What to work on: Will you extract the entries word for word? Images should not appear in the copy.

— START OF Data to use —

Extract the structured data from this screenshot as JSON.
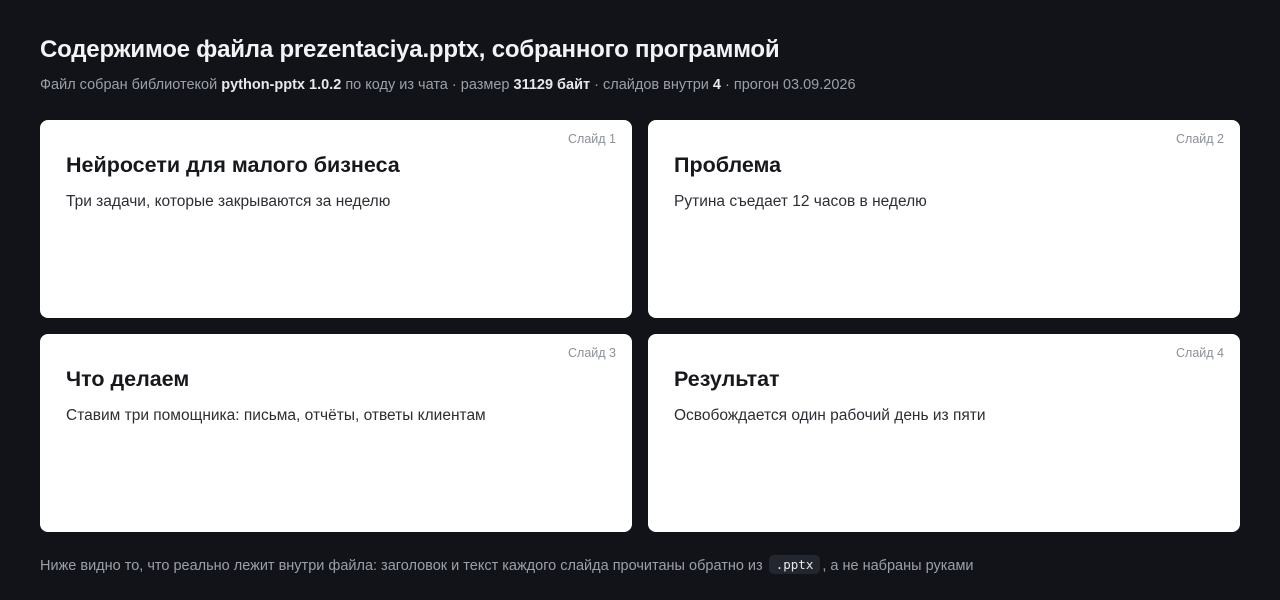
{
  "header": {
    "title": "Содержимое файла prezentaciya.pptx, собранного программой",
    "meta": {
      "prefix": "Файл собран библиотекой",
      "library": "python-pptx 1.0.2",
      "middle": "по коду из чата · размер",
      "size": "31129 байт",
      "slides_label": "· слайдов внутри",
      "slides_count": "4",
      "run": "· прогон 03.09.2026"
    }
  },
  "slides": [
    {
      "label": "Слайд 1",
      "title": "Нейросети для малого бизнеса",
      "text": "Три задачи, которые закрываются за неделю"
    },
    {
      "label": "Слайд 2",
      "title": "Проблема",
      "text": "Рутина съедает 12 часов в неделю"
    },
    {
      "label": "Слайд 3",
      "title": "Что делаем",
      "text": "Ставим три помощника: письма, отчёты, ответы клиентам"
    },
    {
      "label": "Слайд 4",
      "title": "Результат",
      "text": "Освобождается один рабочий день из пяти"
    }
  ],
  "footer": {
    "before": "Ниже видно то, что реально лежит внутри файла: заголовок и текст каждого слайда прочитаны обратно из",
    "code": ".pptx",
    "after": ", а не набраны руками"
  },
  "colors": {
    "background": "#111318",
    "card": "#ffffff",
    "muted": "#9aa0ab"
  }
}
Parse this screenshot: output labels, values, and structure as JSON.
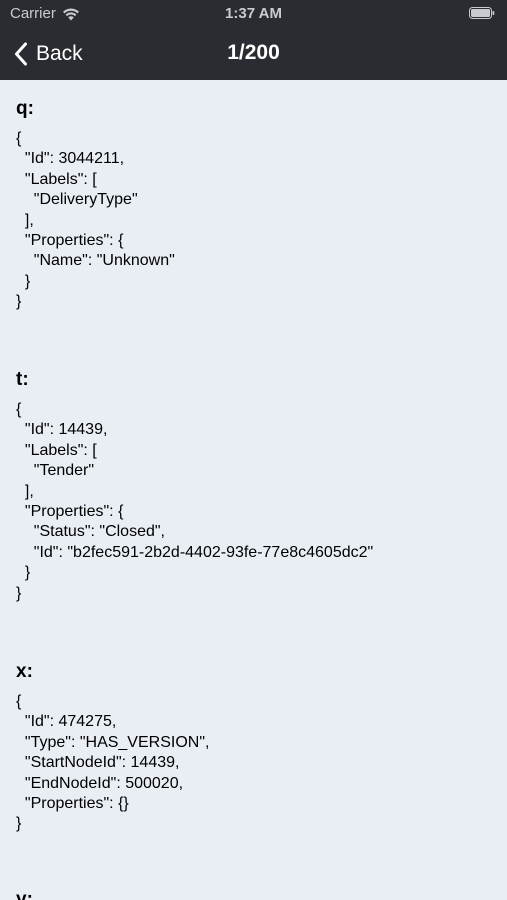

— END OF Data to use —

Exercise result:
Extract the structured data from this screenshot as JSON.
{
  "header": {
    "title": "Содержимое файла prezentaciya.pptx, собранного программой",
    "meta": {
      "prefix": "Файл собран библиотекой",
      "library": "python-pptx 1.0.2",
      "middle": "по коду из чата · размер",
      "size": "31129 байт",
      "slides_label": "· слайдов внутри",
      "slides_count": "4",
      "run": "· прогон 03.09.2026"
    }
  },
  "slides": [
    {
      "label": "Слайд 1",
      "title": "Нейросети для малого бизнеса",
      "text": "Три задачи, которые закрываются за неделю"
    },
    {
      "label": "Слайд 2",
      "title": "Проблема",
      "text": "Рутина съедает 12 часов в неделю"
    },
    {
      "label": "Слайд 3",
      "title": "Что делаем",
      "text": "Ставим три помощника: письма, отчёты, ответы клиентам"
    },
    {
      "label": "Слайд 4",
      "title": "Результат",
      "text": "Освобождается один рабочий день из пяти"
    }
  ],
  "footer": {
    "before": "Ниже видно то, что реально лежит внутри файла: заголовок и текст каждого слайда прочитаны обратно из",
    "code": ".pptx",
    "after": ", а не набраны руками"
  },
  "colors": {
    "background": "#111318",
    "card": "#ffffff",
    "muted": "#9aa0ab"
  }
}
Parse this screenshot: output labels, values, and structure as JSON.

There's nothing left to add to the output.